● **Brief**
Exclude all pictures, then copy each of the records exactly as written.

[Chart and figure data]

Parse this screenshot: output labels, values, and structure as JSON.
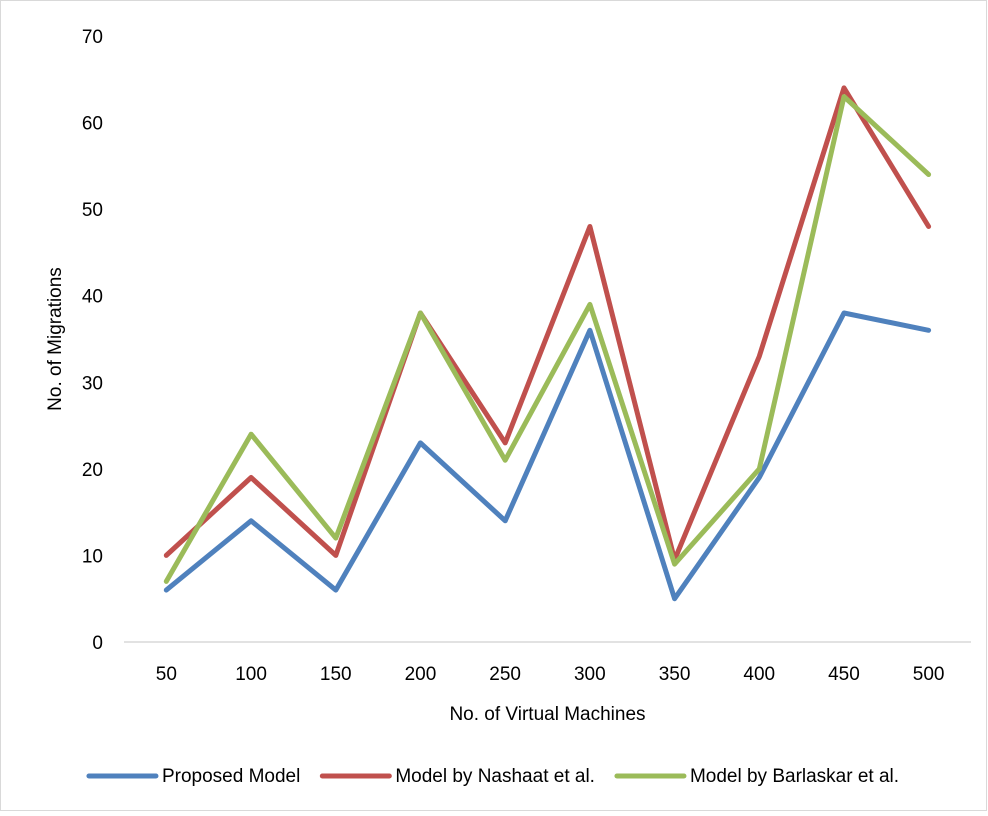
{
  "chart_data": {
    "type": "line",
    "title": "",
    "xlabel": "No. of Virtual Machines",
    "ylabel": "No. of Migrations",
    "categories": [
      "50",
      "100",
      "150",
      "200",
      "250",
      "300",
      "350",
      "400",
      "450",
      "500"
    ],
    "ylim": [
      0,
      70
    ],
    "yticks": [
      0,
      10,
      20,
      30,
      40,
      50,
      60,
      70
    ],
    "grid": false,
    "legend_position": "bottom",
    "series": [
      {
        "name": "Proposed Model",
        "color": "#4f81bd",
        "values": [
          6,
          14,
          6,
          23,
          14,
          36,
          5,
          19,
          38,
          36
        ]
      },
      {
        "name": "Model by Nashaat et al.",
        "color": "#c0504d",
        "values": [
          10,
          19,
          10,
          38,
          23,
          48,
          9.5,
          33,
          64,
          48
        ]
      },
      {
        "name": "Model by Barlaskar et al.",
        "color": "#9bbb59",
        "values": [
          7,
          24,
          12,
          38,
          21,
          39,
          9,
          20,
          63,
          54
        ]
      }
    ]
  }
}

● **Completed exercise**
Parse this screenshot: output labels, values, and structure as JSON.
{
  "chart_data": {
    "type": "line",
    "title": "",
    "xlabel": "No. of Virtual Machines",
    "ylabel": "No. of Migrations",
    "categories": [
      "50",
      "100",
      "150",
      "200",
      "250",
      "300",
      "350",
      "400",
      "450",
      "500"
    ],
    "ylim": [
      0,
      70
    ],
    "yticks": [
      0,
      10,
      20,
      30,
      40,
      50,
      60,
      70
    ],
    "grid": false,
    "legend_position": "bottom",
    "series": [
      {
        "name": "Proposed Model",
        "color": "#4f81bd",
        "values": [
          6,
          14,
          6,
          23,
          14,
          36,
          5,
          19,
          38,
          36
        ]
      },
      {
        "name": "Model by Nashaat et al.",
        "color": "#c0504d",
        "values": [
          10,
          19,
          10,
          38,
          23,
          48,
          9.5,
          33,
          64,
          48
        ]
      },
      {
        "name": "Model by Barlaskar et al.",
        "color": "#9bbb59",
        "values": [
          7,
          24,
          12,
          38,
          21,
          39,
          9,
          20,
          63,
          54
        ]
      }
    ]
  }
}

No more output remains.